Collected data entries
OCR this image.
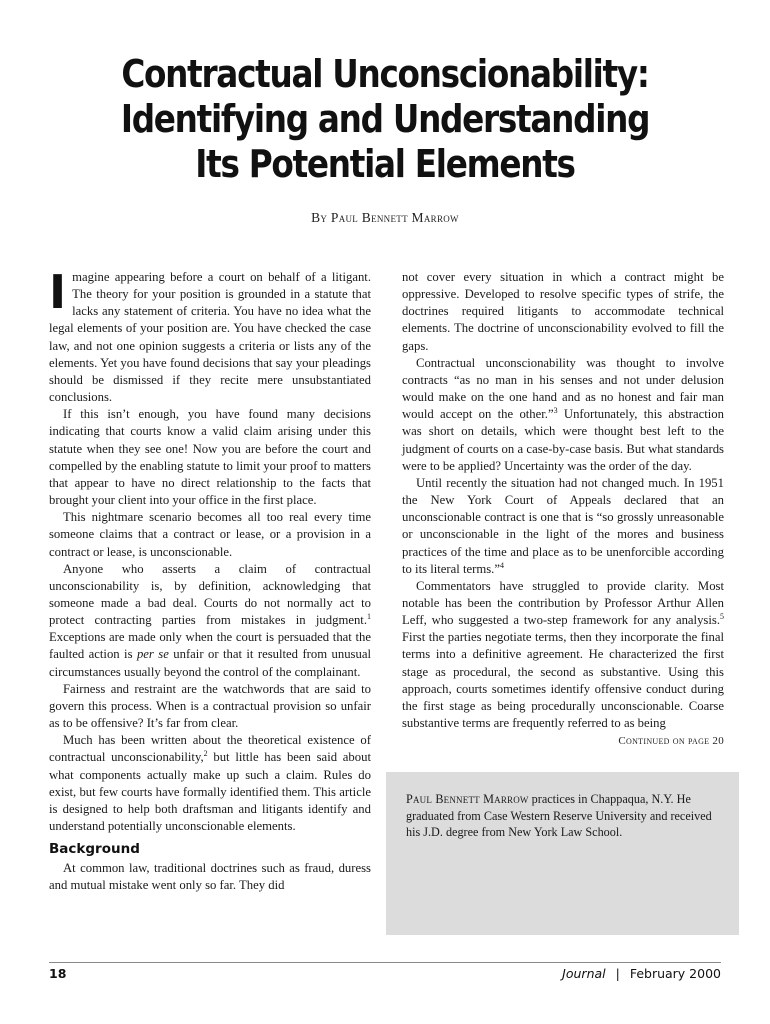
Contractual Unconscionability:
Identifying and Understanding
Its Potential Elements
By Paul Bennett Marrow

Imagine appearing before a court on behalf of a litigant. The theory for your position is grounded in a statute that lacks any statement of criteria. You have no idea what the legal elements of your position are. You have checked the case law, and not one opinion suggests a criteria or lists any of the elements. Yet you have found decisions that say your pleadings should be dismissed if they recite mere unsubstantiated conclusions.

If this isn’t enough, you have found many decisions indicating that courts know a valid claim arising under this statute when they see one! Now you are before the court and compelled by the enabling statute to limit your proof to matters that appear to have no direct relationship to the facts that brought your client into your office in the first place.

This nightmare scenario becomes all too real every time someone claims that a contract or lease, or a provision in a contract or lease, is unconscionable.

Anyone who asserts a claim of contractual unconscionability is, by definition, acknowledging that someone made a bad deal. Courts do not normally act to protect contracting parties from mistakes in judgment.$^1$ Exceptions are made only when the court is persuaded that the faulted action is per se unfair or that it resulted from unusual circumstances usually beyond the control of the complainant.

Fairness and restraint are the watchwords that are said to govern this process. When is a contractual provision so unfair as to be offensive? It’s far from clear.

Much has been written about the theoretical existence of contractual unconscionability,$^2$ but little has been said about what components actually make up such a claim. Rules do exist, but few courts have formally identified them. This article is designed to help both draftsman and litigants identify and understand potentially unconscionable elements.

Background

At common law, traditional doctrines such as fraud, duress and mutual mistake went only so far. They did

not cover every situation in which a contract might be oppressive. Developed to resolve specific types of strife, the doctrines required litigants to accommodate technical elements. The doctrine of unconscionability evolved to fill the gaps.

Contractual unconscionability was thought to involve contracts “as no man in his senses and not under delusion would make on the one hand and as no honest and fair man would accept on the other.”$^3$ Unfortunately, this abstraction was short on details, which were thought best left to the judgment of courts on a case-by-case basis. But what standards were to be applied? Uncertainty was the order of the day.

Until recently the situation had not changed much. In 1951 the New York Court of Appeals declared that an unconscionable contract is one that is “so grossly unreasonable or unconscionable in the light of the mores and business practices of the time and place as to be unenforcible according to its literal terms.”$^4$

Commentators have struggled to provide clarity. Most notable has been the contribution by Professor Arthur Allen Leff, who suggested a two-step framework for any analysis.$^5$ First the parties negotiate terms, then they incorporate the final terms into a definitive agreement. He characterized the first stage as procedural, the second as substantive. Using this approach, courts sometimes identify offensive conduct during the first stage as being procedurally unconscionable. Coarse substantive terms are frequently referred to as being

Continued on page 20
Paul Bennett Marrow practices in Chappaqua, N.Y. He graduated from Case Western Reserve University and received his J.D. degree from New York Law School.
18	Journal | February 2000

## Work to be completed:
Reply with nothing except the number of lines in the listing above that include the string "Bennett".

## Answer for the task:
2